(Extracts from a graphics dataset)
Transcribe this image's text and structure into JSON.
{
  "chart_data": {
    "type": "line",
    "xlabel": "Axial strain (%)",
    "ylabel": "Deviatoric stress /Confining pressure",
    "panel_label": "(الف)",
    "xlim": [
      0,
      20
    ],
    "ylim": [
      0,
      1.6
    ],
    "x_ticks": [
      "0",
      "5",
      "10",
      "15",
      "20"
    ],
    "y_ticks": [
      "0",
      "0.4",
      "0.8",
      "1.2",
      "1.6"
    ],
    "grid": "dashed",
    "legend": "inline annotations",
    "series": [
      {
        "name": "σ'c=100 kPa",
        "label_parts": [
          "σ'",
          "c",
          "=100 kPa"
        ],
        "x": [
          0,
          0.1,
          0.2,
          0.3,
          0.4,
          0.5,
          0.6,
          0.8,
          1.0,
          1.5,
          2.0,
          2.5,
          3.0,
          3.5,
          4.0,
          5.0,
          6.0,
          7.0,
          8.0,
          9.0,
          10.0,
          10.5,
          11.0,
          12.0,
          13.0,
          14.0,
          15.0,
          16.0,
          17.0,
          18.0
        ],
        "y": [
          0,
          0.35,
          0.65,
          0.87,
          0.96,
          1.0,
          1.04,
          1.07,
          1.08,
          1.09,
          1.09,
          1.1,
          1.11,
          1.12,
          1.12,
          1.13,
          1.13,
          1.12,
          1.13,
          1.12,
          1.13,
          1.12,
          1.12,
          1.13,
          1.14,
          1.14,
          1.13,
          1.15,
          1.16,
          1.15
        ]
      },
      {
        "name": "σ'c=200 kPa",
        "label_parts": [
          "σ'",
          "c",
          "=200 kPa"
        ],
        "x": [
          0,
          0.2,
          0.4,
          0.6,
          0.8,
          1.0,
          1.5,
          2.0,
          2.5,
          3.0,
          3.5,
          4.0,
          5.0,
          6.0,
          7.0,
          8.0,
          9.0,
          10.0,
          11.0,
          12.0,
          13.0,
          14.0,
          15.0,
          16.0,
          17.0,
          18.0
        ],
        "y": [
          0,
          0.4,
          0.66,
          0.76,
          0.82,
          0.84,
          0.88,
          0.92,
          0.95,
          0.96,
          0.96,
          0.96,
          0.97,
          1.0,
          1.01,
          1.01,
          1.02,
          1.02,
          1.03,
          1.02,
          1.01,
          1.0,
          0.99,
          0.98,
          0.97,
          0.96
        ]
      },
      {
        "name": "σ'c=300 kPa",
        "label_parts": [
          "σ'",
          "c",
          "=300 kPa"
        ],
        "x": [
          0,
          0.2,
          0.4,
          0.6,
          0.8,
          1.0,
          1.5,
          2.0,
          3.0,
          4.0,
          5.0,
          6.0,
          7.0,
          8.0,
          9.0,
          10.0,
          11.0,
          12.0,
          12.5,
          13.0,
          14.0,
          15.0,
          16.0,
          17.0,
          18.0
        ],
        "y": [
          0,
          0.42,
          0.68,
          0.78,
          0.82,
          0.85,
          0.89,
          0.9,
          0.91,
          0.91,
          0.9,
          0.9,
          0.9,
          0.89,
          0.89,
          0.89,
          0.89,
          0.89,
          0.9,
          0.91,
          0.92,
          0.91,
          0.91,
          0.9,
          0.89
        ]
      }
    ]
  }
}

Task details. From the data, list each line in which the string "name" appears.

Written response.
        "name": "σ'c=100 kPa",
        "name": "σ'c=200 kPa",
        "name": "σ'c=300 kPa",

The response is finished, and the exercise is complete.